> _Your goal_: Among the records below, find each line that includes the string "Services" and copy it.

· · ·

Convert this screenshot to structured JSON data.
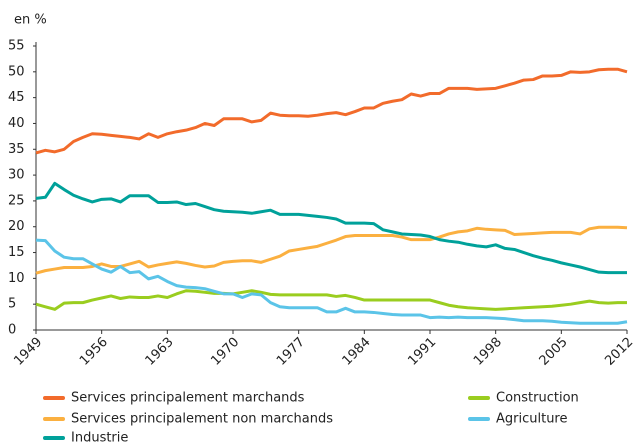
{
  "chart_data": {
    "type": "line",
    "y_label": "en %",
    "x": [
      1949,
      1950,
      1951,
      1952,
      1953,
      1954,
      1955,
      1956,
      1957,
      1958,
      1959,
      1960,
      1961,
      1962,
      1963,
      1964,
      1965,
      1966,
      1967,
      1968,
      1969,
      1970,
      1971,
      1972,
      1973,
      1974,
      1975,
      1976,
      1977,
      1978,
      1979,
      1980,
      1981,
      1982,
      1983,
      1984,
      1985,
      1986,
      1987,
      1988,
      1989,
      1990,
      1991,
      1992,
      1993,
      1994,
      1995,
      1996,
      1997,
      1998,
      1999,
      2000,
      2001,
      2002,
      2003,
      2004,
      2005,
      2006,
      2007,
      2008,
      2009,
      2010,
      2011,
      2012
    ],
    "xlim": [
      1949,
      2012
    ],
    "xticks": [
      1949,
      1956,
      1963,
      1970,
      1977,
      1984,
      1991,
      1998,
      2005,
      2012
    ],
    "ylim": [
      0,
      55
    ],
    "yticks": [
      0,
      5,
      10,
      15,
      20,
      25,
      30,
      35,
      40,
      45,
      50,
      55
    ],
    "series": [
      {
        "name": "Services principalement marchands",
        "color": "#f26b2b",
        "values": [
          34.3,
          34.8,
          34.5,
          35,
          36.5,
          37.3,
          38,
          37.9,
          37.7,
          37.5,
          37.3,
          37,
          38,
          37.3,
          38,
          38.4,
          38.7,
          39.2,
          40,
          39.6,
          40.9,
          40.9,
          40.9,
          40.3,
          40.6,
          42,
          41.6,
          41.5,
          41.5,
          41.4,
          41.6,
          41.9,
          42.1,
          41.7,
          42.3,
          43,
          43,
          43.9,
          44.3,
          44.6,
          45.7,
          45.3,
          45.8,
          45.8,
          46.8,
          46.8,
          46.8,
          46.6,
          46.7,
          46.8,
          47.3,
          47.8,
          48.4,
          48.5,
          49.2,
          49.2,
          49.3,
          50,
          49.9,
          50,
          50.4,
          50.5,
          50.5,
          50
        ]
      },
      {
        "name": "Services principalement non marchands",
        "color": "#fbb040",
        "values": [
          11,
          11.5,
          11.8,
          12.1,
          12.1,
          12.1,
          12.3,
          12.8,
          12.3,
          12.3,
          12.8,
          13.3,
          12.2,
          12.6,
          12.9,
          13.2,
          12.9,
          12.5,
          12.2,
          12.4,
          13.1,
          13.3,
          13.4,
          13.4,
          13.1,
          13.7,
          14.3,
          15.3,
          15.6,
          15.9,
          16.2,
          16.8,
          17.4,
          18.1,
          18.3,
          18.3,
          18.3,
          18.3,
          18.3,
          18,
          17.5,
          17.5,
          17.5,
          18,
          18.6,
          19,
          19.2,
          19.7,
          19.5,
          19.4,
          19.3,
          18.5,
          18.6,
          18.7,
          18.8,
          18.9,
          18.9,
          18.9,
          18.6,
          19.6,
          19.9,
          19.9,
          19.9,
          19.8
        ]
      },
      {
        "name": "Industrie",
        "color": "#00a19a",
        "values": [
          25.5,
          25.7,
          28.4,
          27.2,
          26.1,
          25.4,
          24.8,
          25.3,
          25.4,
          24.8,
          26,
          26,
          26,
          24.7,
          24.7,
          24.8,
          24.3,
          24.5,
          23.9,
          23.3,
          23,
          22.9,
          22.8,
          22.6,
          22.9,
          23.2,
          22.4,
          22.4,
          22.4,
          22.2,
          22,
          21.8,
          21.5,
          20.7,
          20.7,
          20.7,
          20.6,
          19.4,
          19,
          18.6,
          18.5,
          18.4,
          18.1,
          17.5,
          17.2,
          17,
          16.6,
          16.3,
          16.1,
          16.5,
          15.8,
          15.6,
          15,
          14.4,
          13.9,
          13.5,
          13,
          12.6,
          12.2,
          11.7,
          11.2,
          11.1,
          11.1,
          11.1
        ]
      },
      {
        "name": "Construction",
        "color": "#9acd1f",
        "values": [
          5,
          4.5,
          4,
          5.2,
          5.3,
          5.3,
          5.8,
          6.2,
          6.6,
          6.1,
          6.4,
          6.3,
          6.3,
          6.6,
          6.3,
          7,
          7.6,
          7.5,
          7.3,
          7.1,
          7.1,
          7,
          7.3,
          7.6,
          7.3,
          6.9,
          6.8,
          6.8,
          6.8,
          6.8,
          6.8,
          6.8,
          6.5,
          6.7,
          6.3,
          5.8,
          5.8,
          5.8,
          5.8,
          5.8,
          5.8,
          5.8,
          5.8,
          5.3,
          4.8,
          4.5,
          4.3,
          4.2,
          4.1,
          4,
          4.1,
          4.2,
          4.3,
          4.4,
          4.5,
          4.6,
          4.8,
          5,
          5.3,
          5.6,
          5.3,
          5.2,
          5.3,
          5.3
        ]
      },
      {
        "name": "Agriculture",
        "color": "#5bc4e8",
        "values": [
          17.4,
          17.3,
          15.3,
          14.1,
          13.8,
          13.8,
          12.8,
          11.8,
          11.2,
          12.3,
          11.1,
          11.3,
          9.9,
          10.4,
          9.4,
          8.6,
          8.3,
          8.2,
          8,
          7.5,
          7,
          7,
          6.3,
          7,
          6.8,
          5.3,
          4.5,
          4.3,
          4.3,
          4.3,
          4.3,
          3.5,
          3.5,
          4.2,
          3.5,
          3.5,
          3.4,
          3.2,
          3,
          2.9,
          2.9,
          2.9,
          2.4,
          2.5,
          2.4,
          2.5,
          2.4,
          2.4,
          2.4,
          2.3,
          2.2,
          2,
          1.8,
          1.8,
          1.8,
          1.7,
          1.5,
          1.4,
          1.3,
          1.3,
          1.3,
          1.3,
          1.3,
          1.6
        ]
      }
    ]
  }
}
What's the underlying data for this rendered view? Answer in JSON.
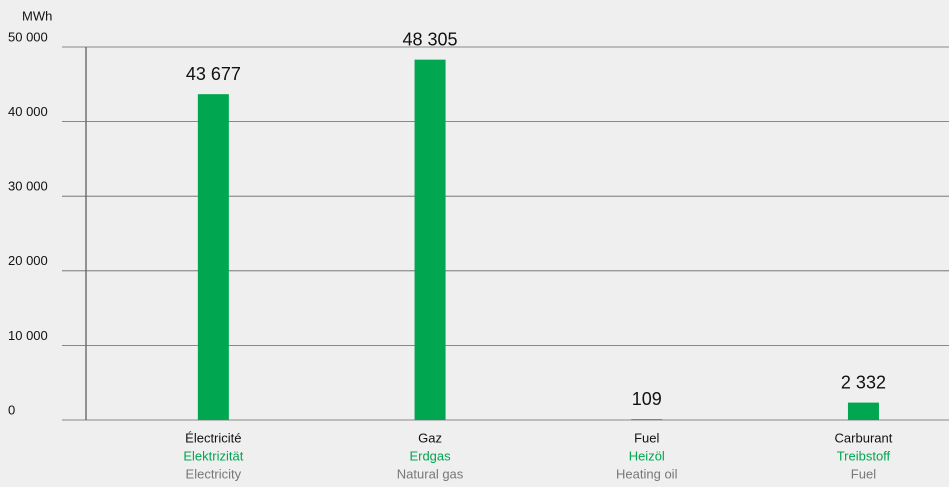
{
  "chart_data": {
    "type": "bar",
    "y_label": "MWh",
    "categories": [
      "Électricité",
      "Gaz",
      "Fuel",
      "Carburant"
    ],
    "categories_de": [
      "Elektrizität",
      "Erdgas",
      "Heizöl",
      "Treibstoff"
    ],
    "categories_en": [
      "Electricity",
      "Natural gas",
      "Heating oil",
      "Fuel"
    ],
    "values": [
      43677,
      48305,
      109,
      2332
    ],
    "value_labels": [
      "43 677",
      "48 305",
      "109",
      "2 332"
    ],
    "color": "#00a650",
    "ylim": [
      0,
      50000
    ],
    "yticks": [
      0,
      {
        "value": 10000,
        "label": "10 000"
      },
      {
        "value": 20000,
        "label": "20 000"
      },
      {
        "value": 30000,
        "label": "30 000"
      },
      {
        "value": 40000,
        "label": "40 000"
      },
      {
        "value": 50000,
        "label": "50 000"
      }
    ],
    "grid": true
  }
}
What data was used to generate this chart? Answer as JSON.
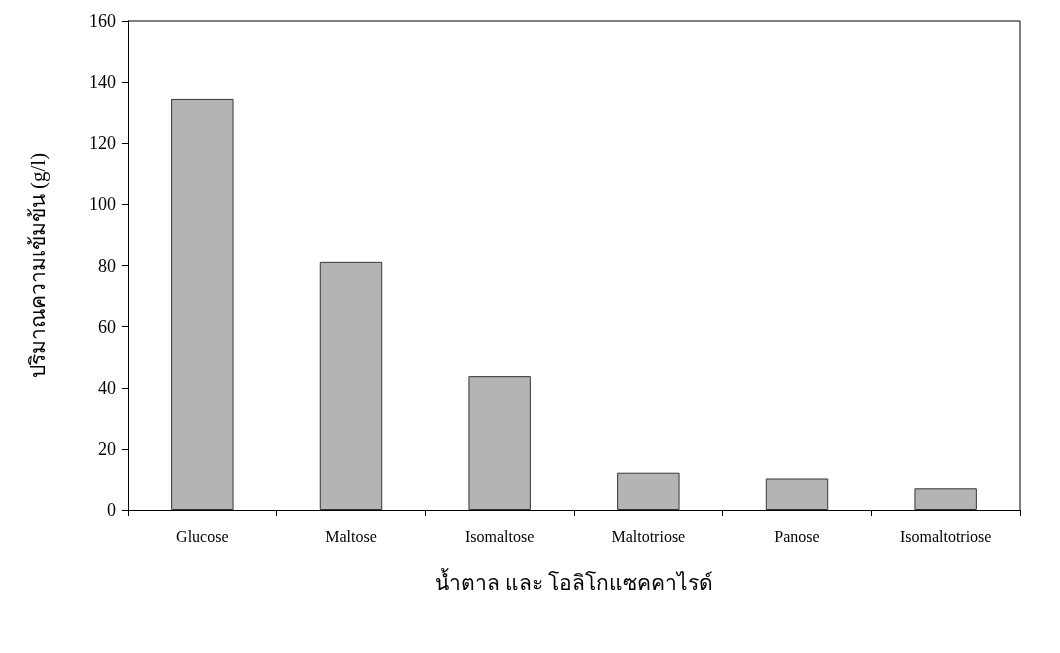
{
  "chart_data": {
    "type": "bar",
    "xlabel": "น้ำตาล และ โอลิโกแซคคาไรด์",
    "ylabel": "ปริมาณความเข้มข้น (g/l)",
    "categories": [
      "Glucose",
      "Maltose",
      "Isomaltose",
      "Maltotriose",
      "Panose",
      "Isomaltotriose"
    ],
    "values": [
      134.5,
      81.2,
      43.8,
      12.2,
      10.3,
      7.1
    ],
    "color": "#b4b4b4",
    "ylim": [
      0,
      160
    ],
    "yticks": [
      0,
      20,
      40,
      60,
      80,
      100,
      120,
      140,
      160
    ],
    "grid": false
  }
}
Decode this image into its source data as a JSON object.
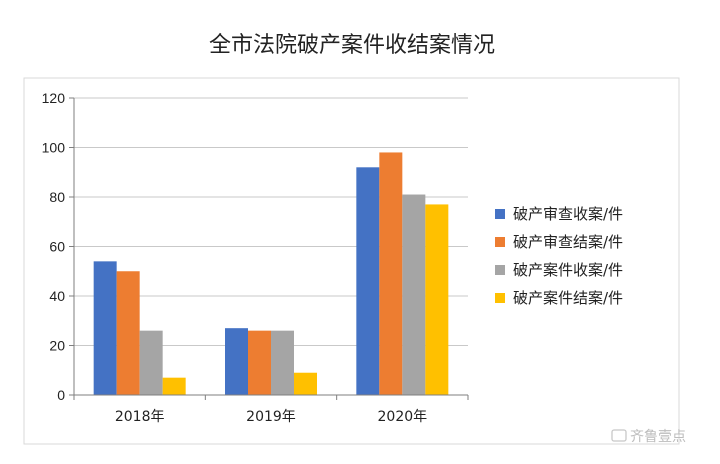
{
  "chart_data": {
    "type": "bar",
    "title": "全市法院破产案件收结案情况",
    "categories": [
      "2018年",
      "2019年",
      "2020年"
    ],
    "ylim": [
      0,
      120
    ],
    "yticks": [
      0,
      20,
      40,
      60,
      80,
      100,
      120
    ],
    "grid": true,
    "legend_position": "right",
    "series": [
      {
        "name": "破产审查收案/件",
        "color": "#4472C4",
        "values": [
          54,
          27,
          92
        ]
      },
      {
        "name": "破产审查结案/件",
        "color": "#ED7D31",
        "values": [
          50,
          26,
          98
        ]
      },
      {
        "name": "破产案件收案/件",
        "color": "#A5A5A5",
        "values": [
          26,
          26,
          81
        ]
      },
      {
        "name": "破产案件结案/件",
        "color": "#FFC000",
        "values": [
          7,
          9,
          77
        ]
      }
    ]
  },
  "watermark": {
    "text": "齐鲁壹点",
    "icon": "camera-icon"
  }
}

· · ·

> _Expected answer_:
        "name": "Services principalement marchands",
        "name": "Services principalement non marchands",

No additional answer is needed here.